***** INPUT DATA

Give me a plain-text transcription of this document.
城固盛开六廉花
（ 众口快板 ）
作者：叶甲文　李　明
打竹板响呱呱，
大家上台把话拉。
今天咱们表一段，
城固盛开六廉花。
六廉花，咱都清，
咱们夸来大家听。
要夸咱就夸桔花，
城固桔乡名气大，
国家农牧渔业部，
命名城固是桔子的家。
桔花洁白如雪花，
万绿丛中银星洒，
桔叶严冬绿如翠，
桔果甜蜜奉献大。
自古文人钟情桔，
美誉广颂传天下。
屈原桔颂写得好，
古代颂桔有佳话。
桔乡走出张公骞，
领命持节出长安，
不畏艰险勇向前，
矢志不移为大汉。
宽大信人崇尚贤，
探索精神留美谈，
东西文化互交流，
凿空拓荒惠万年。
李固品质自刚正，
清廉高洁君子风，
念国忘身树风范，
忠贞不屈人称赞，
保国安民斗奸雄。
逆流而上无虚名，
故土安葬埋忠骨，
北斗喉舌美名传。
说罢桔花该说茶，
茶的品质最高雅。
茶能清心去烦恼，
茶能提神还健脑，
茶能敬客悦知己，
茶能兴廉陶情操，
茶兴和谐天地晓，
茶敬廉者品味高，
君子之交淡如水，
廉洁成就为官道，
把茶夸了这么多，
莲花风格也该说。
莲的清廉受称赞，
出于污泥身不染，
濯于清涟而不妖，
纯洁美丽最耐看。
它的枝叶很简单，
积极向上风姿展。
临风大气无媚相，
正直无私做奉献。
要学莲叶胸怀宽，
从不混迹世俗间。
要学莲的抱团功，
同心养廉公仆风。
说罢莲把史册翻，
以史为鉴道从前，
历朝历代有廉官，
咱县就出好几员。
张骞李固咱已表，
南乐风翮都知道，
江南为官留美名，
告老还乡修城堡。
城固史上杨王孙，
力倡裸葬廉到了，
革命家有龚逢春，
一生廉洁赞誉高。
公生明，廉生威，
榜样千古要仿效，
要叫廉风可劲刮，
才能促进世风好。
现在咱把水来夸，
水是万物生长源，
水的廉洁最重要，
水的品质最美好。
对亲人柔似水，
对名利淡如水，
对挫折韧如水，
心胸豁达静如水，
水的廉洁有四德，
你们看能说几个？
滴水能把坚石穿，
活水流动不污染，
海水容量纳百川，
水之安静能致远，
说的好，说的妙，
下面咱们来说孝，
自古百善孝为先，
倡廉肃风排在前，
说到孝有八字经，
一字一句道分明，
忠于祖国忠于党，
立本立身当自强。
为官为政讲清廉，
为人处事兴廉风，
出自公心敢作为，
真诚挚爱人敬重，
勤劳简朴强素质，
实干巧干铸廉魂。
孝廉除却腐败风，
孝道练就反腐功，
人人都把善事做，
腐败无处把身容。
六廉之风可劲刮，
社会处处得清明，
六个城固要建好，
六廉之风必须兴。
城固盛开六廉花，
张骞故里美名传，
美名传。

**********

WORK INSTRUCTIONS → Transcribe all of the entries without altering anything.

CORRECT OUTPUT →
Give me a plain-text transcription of this document.
城固盛开六廉花
（ 众口快板 ）
作者：叶甲文　李　明
打竹板响呱呱，
大家上台把话拉。
今天咱们表一段，
城固盛开六廉花。
六廉花，咱都清，
咱们夸来大家听。
要夸咱就夸桔花，
城固桔乡名气大，
国家农牧渔业部，
命名城固是桔子的家。
桔花洁白如雪花，
万绿丛中银星洒，
桔叶严冬绿如翠，
桔果甜蜜奉献大。
自古文人钟情桔，
美誉广颂传天下。
屈原桔颂写得好，
古代颂桔有佳话。
桔乡走出张公骞，
领命持节出长安，
不畏艰险勇向前，
矢志不移为大汉。
宽大信人崇尚贤，
探索精神留美谈，
东西文化互交流，
凿空拓荒惠万年。
李固品质自刚正，
清廉高洁君子风，
念国忘身树风范，
忠贞不屈人称赞，
保国安民斗奸雄。
逆流而上无虚名，
故土安葬埋忠骨，
北斗喉舌美名传。
说罢桔花该说茶，
茶的品质最高雅。
茶能清心去烦恼，
茶能提神还健脑，
茶能敬客悦知己，
茶能兴廉陶情操，
茶兴和谐天地晓，
茶敬廉者品味高，
君子之交淡如水，
廉洁成就为官道，
把茶夸了这么多，
莲花风格也该说。
莲的清廉受称赞，
出于污泥身不染，
濯于清涟而不妖，
纯洁美丽最耐看。
它的枝叶很简单，
积极向上风姿展。
临风大气无媚相，
正直无私做奉献。
要学莲叶胸怀宽，
从不混迹世俗间。
要学莲的抱团功，
同心养廉公仆风。
说罢莲把史册翻，
以史为鉴道从前，
历朝历代有廉官，
咱县就出好几员。
张骞李固咱已表，
南乐风翮都知道，
江南为官留美名，
告老还乡修城堡。
城固史上杨王孙，
力倡裸葬廉到了，
革命家有龚逢春，
一生廉洁赞誉高。
公生明，廉生威，
榜样千古要仿效，
要叫廉风可劲刮，
才能促进世风好。
现在咱把水来夸，
水是万物生长源，
水的廉洁最重要，
水的品质最美好。
对亲人柔似水，
对名利淡如水，
对挫折韧如水，
心胸豁达静如水，
水的廉洁有四德，
你们看能说几个？
滴水能把坚石穿，
活水流动不污染，
海水容量纳百川，
水之安静能致远，
说的好，说的妙，
下面咱们来说孝，
自古百善孝为先，
倡廉肃风排在前，
说到孝有八字经，
一字一句道分明，
忠于祖国忠于党，
立本立身当自强。
为官为政讲清廉，
为人处事兴廉风，
出自公心敢作为，
真诚挚爱人敬重，
勤劳简朴强素质，
实干巧干铸廉魂。
孝廉除却腐败风，
孝道练就反腐功，
人人都把善事做，
腐败无处把身容。
六廉之风可劲刮，
社会处处得清明，
六个城固要建好，
六廉之风必须兴。
城固盛开六廉花，
张骞故里美名传，
美名传。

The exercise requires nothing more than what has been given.